### PROBLEM REQUIREMENTS
Set down every record once more, exactly as given.

### MATERIAL TO PROCESS

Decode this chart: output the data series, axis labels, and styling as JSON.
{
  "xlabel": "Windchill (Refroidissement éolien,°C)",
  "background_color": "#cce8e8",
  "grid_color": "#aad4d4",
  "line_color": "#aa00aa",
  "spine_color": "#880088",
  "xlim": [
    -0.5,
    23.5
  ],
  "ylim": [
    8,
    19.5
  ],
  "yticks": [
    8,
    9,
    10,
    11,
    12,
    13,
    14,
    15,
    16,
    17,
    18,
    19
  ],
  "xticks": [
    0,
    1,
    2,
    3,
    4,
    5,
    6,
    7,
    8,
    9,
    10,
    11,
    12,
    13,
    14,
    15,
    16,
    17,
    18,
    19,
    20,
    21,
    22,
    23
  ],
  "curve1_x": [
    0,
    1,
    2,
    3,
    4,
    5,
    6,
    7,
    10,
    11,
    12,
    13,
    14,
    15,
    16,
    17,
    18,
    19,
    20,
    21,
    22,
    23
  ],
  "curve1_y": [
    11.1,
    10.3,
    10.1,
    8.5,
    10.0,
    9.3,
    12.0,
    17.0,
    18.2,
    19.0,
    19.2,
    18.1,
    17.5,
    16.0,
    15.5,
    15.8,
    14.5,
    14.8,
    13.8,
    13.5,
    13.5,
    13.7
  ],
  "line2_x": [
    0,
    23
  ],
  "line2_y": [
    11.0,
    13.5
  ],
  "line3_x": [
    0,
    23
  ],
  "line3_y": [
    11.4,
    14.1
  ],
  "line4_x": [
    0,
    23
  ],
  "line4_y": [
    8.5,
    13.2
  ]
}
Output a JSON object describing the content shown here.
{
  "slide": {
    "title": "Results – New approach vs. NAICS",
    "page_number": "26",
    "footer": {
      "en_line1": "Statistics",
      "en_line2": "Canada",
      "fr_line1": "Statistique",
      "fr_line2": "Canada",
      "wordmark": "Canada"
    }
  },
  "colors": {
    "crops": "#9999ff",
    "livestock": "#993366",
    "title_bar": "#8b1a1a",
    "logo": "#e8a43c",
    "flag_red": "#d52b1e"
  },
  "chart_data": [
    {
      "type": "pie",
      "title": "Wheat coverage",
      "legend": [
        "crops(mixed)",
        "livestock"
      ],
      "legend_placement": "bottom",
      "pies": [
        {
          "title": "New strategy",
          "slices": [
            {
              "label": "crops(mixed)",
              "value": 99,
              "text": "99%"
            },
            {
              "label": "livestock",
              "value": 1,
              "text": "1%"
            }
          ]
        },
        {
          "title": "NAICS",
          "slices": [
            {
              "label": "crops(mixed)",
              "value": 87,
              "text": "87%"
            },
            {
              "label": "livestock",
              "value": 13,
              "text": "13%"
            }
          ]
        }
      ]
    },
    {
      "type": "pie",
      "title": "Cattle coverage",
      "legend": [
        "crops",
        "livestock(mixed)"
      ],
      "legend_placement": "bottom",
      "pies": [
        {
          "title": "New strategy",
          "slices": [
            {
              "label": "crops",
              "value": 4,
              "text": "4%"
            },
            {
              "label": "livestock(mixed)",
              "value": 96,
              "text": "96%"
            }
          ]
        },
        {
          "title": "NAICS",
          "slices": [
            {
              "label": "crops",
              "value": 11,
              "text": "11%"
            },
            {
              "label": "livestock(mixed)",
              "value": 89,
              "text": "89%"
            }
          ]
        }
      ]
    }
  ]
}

### SOLUTION TO THIS EXERCISE
Decode this chart: output the data series, axis labels, and styling as JSON.
{
  "xlabel": "Windchill (Refroidissement éolien,°C)",
  "background_color": "#cce8e8",
  "grid_color": "#aad4d4",
  "line_color": "#aa00aa",
  "spine_color": "#880088",
  "xlim": [
    -0.5,
    23.5
  ],
  "ylim": [
    8,
    19.5
  ],
  "yticks": [
    8,
    9,
    10,
    11,
    12,
    13,
    14,
    15,
    16,
    17,
    18,
    19
  ],
  "xticks": [
    0,
    1,
    2,
    3,
    4,
    5,
    6,
    7,
    8,
    9,
    10,
    11,
    12,
    13,
    14,
    15,
    16,
    17,
    18,
    19,
    20,
    21,
    22,
    23
  ],
  "curve1_x": [
    0,
    1,
    2,
    3,
    4,
    5,
    6,
    7,
    10,
    11,
    12,
    13,
    14,
    15,
    16,
    17,
    18,
    19,
    20,
    21,
    22,
    23
  ],
  "curve1_y": [
    11.1,
    10.3,
    10.1,
    8.5,
    10.0,
    9.3,
    12.0,
    17.0,
    18.2,
    19.0,
    19.2,
    18.1,
    17.5,
    16.0,
    15.5,
    15.8,
    14.5,
    14.8,
    13.8,
    13.5,
    13.5,
    13.7
  ],
  "line2_x": [
    0,
    23
  ],
  "line2_y": [
    11.0,
    13.5
  ],
  "line3_x": [
    0,
    23
  ],
  "line3_y": [
    11.4,
    14.1
  ],
  "line4_x": [
    0,
    23
  ],
  "line4_y": [
    8.5,
    13.2
  ]
}
Output a JSON object describing the content shown here.
{
  "slide": {
    "title": "Results – New approach vs. NAICS",
    "page_number": "26",
    "footer": {
      "en_line1": "Statistics",
      "en_line2": "Canada",
      "fr_line1": "Statistique",
      "fr_line2": "Canada",
      "wordmark": "Canada"
    }
  },
  "colors": {
    "crops": "#9999ff",
    "livestock": "#993366",
    "title_bar": "#8b1a1a",
    "logo": "#e8a43c",
    "flag_red": "#d52b1e"
  },
  "chart_data": [
    {
      "type": "pie",
      "title": "Wheat coverage",
      "legend": [
        "crops(mixed)",
        "livestock"
      ],
      "legend_placement": "bottom",
      "pies": [
        {
          "title": "New strategy",
          "slices": [
            {
              "label": "crops(mixed)",
              "value": 99,
              "text": "99%"
            },
            {
              "label": "livestock",
              "value": 1,
              "text": "1%"
            }
          ]
        },
        {
          "title": "NAICS",
          "slices": [
            {
              "label": "crops(mixed)",
              "value": 87,
              "text": "87%"
            },
            {
              "label": "livestock",
              "value": 13,
              "text": "13%"
            }
          ]
        }
      ]
    },
    {
      "type": "pie",
      "title": "Cattle coverage",
      "legend": [
        "crops",
        "livestock(mixed)"
      ],
      "legend_placement": "bottom",
      "pies": [
        {
          "title": "New strategy",
          "slices": [
            {
              "label": "crops",
              "value": 4,
              "text": "4%"
            },
            {
              "label": "livestock(mixed)",
              "value": 96,
              "text": "96%"
            }
          ]
        },
        {
          "title": "NAICS",
          "slices": [
            {
              "label": "crops",
              "value": 11,
              "text": "11%"
            },
            {
              "label": "livestock(mixed)",
              "value": 89,
              "text": "89%"
            }
          ]
        }
      ]
    }
  ]
}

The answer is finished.